## Required task
Restate all the material verbatim, except for the pictures.

## Dataset rows

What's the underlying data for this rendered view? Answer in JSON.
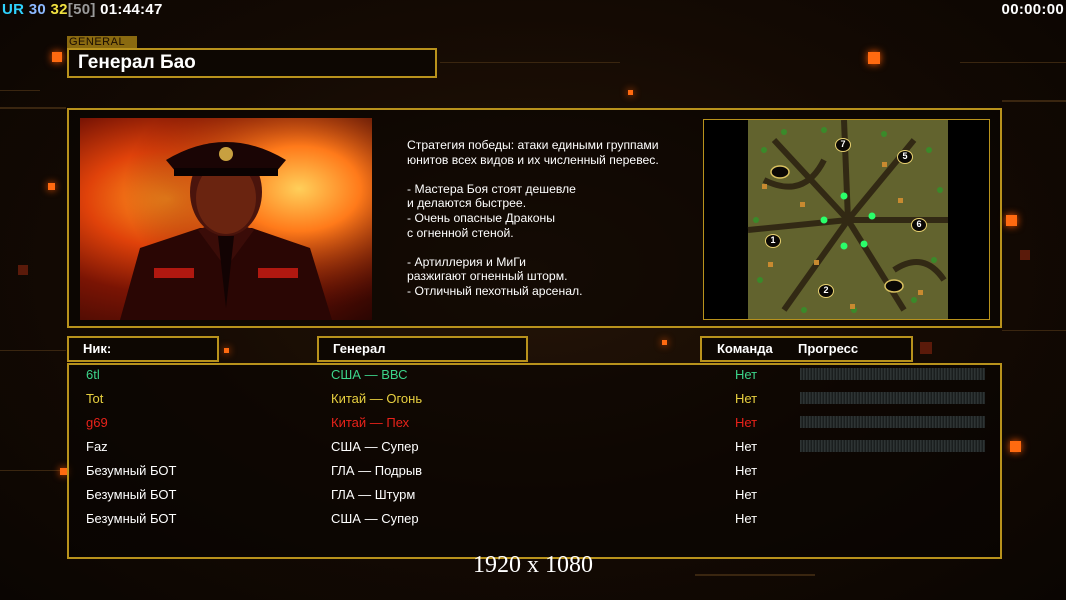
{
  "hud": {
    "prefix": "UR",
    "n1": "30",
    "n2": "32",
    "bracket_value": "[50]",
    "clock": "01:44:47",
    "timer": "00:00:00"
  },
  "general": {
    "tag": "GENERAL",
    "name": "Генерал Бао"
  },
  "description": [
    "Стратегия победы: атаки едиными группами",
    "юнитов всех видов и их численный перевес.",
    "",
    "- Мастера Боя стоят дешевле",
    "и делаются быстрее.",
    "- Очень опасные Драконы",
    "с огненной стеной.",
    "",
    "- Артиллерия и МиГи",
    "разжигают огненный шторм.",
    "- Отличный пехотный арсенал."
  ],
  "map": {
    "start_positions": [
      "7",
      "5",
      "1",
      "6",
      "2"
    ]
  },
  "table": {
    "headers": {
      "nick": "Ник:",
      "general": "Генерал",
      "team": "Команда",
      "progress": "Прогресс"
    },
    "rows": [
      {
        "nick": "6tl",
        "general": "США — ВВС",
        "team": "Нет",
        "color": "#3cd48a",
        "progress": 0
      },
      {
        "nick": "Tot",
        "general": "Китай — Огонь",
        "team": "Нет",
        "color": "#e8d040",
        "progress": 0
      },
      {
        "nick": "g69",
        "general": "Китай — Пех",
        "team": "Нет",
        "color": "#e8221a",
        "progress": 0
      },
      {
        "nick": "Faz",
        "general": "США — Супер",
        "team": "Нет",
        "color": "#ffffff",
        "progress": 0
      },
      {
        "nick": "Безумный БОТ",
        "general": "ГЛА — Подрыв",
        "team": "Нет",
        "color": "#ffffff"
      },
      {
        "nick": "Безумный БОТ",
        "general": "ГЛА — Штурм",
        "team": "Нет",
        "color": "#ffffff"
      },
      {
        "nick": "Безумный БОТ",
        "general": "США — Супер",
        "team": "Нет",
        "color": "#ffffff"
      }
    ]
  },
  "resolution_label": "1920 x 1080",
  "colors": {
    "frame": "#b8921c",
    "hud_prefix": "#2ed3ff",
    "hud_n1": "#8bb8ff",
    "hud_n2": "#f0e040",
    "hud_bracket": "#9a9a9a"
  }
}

## The answer
What's the underlying data for this rendered view? Answer in JSON.
{
  "hud": {
    "prefix": "UR",
    "n1": "30",
    "n2": "32",
    "bracket_value": "[50]",
    "clock": "01:44:47",
    "timer": "00:00:00"
  },
  "general": {
    "tag": "GENERAL",
    "name": "Генерал Бао"
  },
  "description": [
    "Стратегия победы: атаки едиными группами",
    "юнитов всех видов и их численный перевес.",
    "",
    "- Мастера Боя стоят дешевле",
    "и делаются быстрее.",
    "- Очень опасные Драконы",
    "с огненной стеной.",
    "",
    "- Артиллерия и МиГи",
    "разжигают огненный шторм.",
    "- Отличный пехотный арсенал."
  ],
  "map": {
    "start_positions": [
      "7",
      "5",
      "1",
      "6",
      "2"
    ]
  },
  "table": {
    "headers": {
      "nick": "Ник:",
      "general": "Генерал",
      "team": "Команда",
      "progress": "Прогресс"
    },
    "rows": [
      {
        "nick": "6tl",
        "general": "США — ВВС",
        "team": "Нет",
        "color": "#3cd48a",
        "progress": 0
      },
      {
        "nick": "Tot",
        "general": "Китай — Огонь",
        "team": "Нет",
        "color": "#e8d040",
        "progress": 0
      },
      {
        "nick": "g69",
        "general": "Китай — Пех",
        "team": "Нет",
        "color": "#e8221a",
        "progress": 0
      },
      {
        "nick": "Faz",
        "general": "США — Супер",
        "team": "Нет",
        "color": "#ffffff",
        "progress": 0
      },
      {
        "nick": "Безумный БОТ",
        "general": "ГЛА — Подрыв",
        "team": "Нет",
        "color": "#ffffff"
      },
      {
        "nick": "Безумный БОТ",
        "general": "ГЛА — Штурм",
        "team": "Нет",
        "color": "#ffffff"
      },
      {
        "nick": "Безумный БОТ",
        "general": "США — Супер",
        "team": "Нет",
        "color": "#ffffff"
      }
    ]
  },
  "resolution_label": "1920 x 1080",
  "colors": {
    "frame": "#b8921c",
    "hud_prefix": "#2ed3ff",
    "hud_n1": "#8bb8ff",
    "hud_n2": "#f0e040",
    "hud_bracket": "#9a9a9a"
  }
}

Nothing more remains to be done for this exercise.